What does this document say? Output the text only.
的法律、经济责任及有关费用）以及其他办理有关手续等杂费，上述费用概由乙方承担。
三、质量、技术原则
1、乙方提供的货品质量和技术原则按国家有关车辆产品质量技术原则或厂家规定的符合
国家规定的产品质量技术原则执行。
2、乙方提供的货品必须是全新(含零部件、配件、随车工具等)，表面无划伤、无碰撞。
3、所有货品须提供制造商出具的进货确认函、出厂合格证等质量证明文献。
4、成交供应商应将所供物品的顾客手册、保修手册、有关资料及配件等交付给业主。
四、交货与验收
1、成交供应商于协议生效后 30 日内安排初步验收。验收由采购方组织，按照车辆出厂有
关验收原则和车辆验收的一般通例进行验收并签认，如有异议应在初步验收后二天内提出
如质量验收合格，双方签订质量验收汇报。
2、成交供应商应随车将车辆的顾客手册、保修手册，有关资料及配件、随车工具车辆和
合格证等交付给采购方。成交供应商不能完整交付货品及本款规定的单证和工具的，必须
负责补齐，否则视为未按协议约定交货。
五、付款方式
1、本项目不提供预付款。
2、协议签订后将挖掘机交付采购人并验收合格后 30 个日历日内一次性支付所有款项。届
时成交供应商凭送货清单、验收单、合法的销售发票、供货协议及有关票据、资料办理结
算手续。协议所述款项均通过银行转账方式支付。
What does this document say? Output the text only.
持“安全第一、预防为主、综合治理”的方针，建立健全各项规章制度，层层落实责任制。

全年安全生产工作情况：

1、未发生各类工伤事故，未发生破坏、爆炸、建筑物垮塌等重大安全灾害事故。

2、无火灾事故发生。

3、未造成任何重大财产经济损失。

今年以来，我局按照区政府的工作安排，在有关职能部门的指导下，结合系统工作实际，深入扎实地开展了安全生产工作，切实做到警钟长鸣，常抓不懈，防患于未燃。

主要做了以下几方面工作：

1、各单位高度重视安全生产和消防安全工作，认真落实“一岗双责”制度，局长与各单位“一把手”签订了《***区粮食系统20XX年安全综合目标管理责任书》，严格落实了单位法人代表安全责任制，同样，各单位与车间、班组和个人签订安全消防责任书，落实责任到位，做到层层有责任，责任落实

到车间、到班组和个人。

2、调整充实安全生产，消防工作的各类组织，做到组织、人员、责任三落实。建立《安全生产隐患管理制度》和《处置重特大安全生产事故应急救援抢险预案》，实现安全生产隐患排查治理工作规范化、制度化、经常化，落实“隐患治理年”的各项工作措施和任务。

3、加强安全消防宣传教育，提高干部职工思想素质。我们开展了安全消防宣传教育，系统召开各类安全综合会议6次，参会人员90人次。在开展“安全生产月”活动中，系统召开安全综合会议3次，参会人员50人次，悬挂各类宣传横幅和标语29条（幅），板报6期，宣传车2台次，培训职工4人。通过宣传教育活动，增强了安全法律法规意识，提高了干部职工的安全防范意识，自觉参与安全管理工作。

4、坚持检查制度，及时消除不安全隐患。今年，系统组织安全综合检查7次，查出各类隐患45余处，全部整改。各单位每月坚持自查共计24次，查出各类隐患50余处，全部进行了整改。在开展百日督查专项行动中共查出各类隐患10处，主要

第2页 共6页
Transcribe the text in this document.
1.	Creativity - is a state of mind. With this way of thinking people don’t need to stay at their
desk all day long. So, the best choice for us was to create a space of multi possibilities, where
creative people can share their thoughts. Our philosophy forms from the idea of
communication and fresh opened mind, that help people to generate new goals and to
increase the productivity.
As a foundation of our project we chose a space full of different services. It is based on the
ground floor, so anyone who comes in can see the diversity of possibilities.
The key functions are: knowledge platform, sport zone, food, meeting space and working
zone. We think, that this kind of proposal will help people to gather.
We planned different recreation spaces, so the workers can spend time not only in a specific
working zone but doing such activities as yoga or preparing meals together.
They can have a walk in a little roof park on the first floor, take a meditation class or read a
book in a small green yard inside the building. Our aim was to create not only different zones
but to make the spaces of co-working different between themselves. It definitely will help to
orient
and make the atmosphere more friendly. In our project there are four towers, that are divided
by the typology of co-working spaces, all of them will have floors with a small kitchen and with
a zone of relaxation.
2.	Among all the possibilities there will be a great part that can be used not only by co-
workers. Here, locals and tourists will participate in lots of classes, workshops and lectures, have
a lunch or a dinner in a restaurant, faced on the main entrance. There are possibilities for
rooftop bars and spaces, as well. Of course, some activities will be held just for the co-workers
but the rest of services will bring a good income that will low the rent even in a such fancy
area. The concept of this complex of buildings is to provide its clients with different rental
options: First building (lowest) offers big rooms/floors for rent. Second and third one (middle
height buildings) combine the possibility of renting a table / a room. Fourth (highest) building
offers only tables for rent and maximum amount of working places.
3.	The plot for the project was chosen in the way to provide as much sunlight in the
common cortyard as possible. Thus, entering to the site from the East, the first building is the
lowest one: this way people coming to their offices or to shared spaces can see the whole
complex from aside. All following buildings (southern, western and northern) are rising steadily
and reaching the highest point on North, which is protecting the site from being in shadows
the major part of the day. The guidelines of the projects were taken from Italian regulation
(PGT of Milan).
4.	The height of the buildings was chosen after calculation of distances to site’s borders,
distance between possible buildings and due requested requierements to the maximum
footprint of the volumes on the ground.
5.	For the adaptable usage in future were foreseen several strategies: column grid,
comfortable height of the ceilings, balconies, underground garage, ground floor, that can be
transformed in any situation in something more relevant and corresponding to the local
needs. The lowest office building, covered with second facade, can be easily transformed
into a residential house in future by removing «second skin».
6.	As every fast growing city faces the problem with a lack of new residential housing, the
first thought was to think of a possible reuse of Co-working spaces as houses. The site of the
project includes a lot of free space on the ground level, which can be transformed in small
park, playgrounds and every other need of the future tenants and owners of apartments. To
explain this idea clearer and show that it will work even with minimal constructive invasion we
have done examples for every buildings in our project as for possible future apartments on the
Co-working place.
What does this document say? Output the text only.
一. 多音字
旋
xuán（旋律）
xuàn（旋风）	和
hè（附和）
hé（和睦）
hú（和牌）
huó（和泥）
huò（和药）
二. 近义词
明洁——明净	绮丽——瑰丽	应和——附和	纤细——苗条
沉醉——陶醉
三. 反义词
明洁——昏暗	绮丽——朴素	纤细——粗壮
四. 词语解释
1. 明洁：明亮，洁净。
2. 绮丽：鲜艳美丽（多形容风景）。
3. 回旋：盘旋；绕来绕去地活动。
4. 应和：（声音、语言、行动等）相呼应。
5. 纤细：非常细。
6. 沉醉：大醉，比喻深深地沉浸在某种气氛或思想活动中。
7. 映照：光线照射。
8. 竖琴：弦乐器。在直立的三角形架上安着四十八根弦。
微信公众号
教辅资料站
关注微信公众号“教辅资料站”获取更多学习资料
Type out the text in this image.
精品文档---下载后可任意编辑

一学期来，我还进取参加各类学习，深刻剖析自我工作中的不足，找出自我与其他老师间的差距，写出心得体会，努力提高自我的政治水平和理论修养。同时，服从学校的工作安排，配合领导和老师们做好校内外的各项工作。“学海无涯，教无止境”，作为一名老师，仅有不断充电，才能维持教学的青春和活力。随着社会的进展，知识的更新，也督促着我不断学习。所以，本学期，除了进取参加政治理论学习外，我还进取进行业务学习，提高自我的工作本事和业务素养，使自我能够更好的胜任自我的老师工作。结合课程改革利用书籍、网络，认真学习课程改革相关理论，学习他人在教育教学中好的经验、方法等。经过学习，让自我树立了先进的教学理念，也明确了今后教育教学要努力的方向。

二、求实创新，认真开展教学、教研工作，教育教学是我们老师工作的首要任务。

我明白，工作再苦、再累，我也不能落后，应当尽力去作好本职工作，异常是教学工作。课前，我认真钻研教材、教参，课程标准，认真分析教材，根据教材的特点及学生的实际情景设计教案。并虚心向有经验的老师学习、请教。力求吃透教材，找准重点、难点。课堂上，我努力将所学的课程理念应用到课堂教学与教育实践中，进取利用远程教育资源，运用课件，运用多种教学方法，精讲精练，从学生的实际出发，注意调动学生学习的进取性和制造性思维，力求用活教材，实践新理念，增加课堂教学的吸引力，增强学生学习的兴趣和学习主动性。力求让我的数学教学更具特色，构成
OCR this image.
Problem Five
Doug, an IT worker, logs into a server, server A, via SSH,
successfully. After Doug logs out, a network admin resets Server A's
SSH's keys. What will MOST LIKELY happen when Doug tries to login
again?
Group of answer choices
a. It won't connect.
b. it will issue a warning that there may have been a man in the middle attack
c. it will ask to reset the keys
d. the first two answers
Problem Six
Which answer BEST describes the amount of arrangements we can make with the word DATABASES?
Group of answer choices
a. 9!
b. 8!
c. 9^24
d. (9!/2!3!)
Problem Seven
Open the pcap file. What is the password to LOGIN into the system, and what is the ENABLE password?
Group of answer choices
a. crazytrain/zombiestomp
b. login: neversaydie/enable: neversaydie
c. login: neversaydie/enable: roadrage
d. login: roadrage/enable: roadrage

════════════════

_Problem to work on_
Copy out the lines in which the string "such" appears.

_Exercise output_
working zone but doing such activities as yoga or preparing meals together.
but the rest of services will bring a good income that will low the rent even in a such fancy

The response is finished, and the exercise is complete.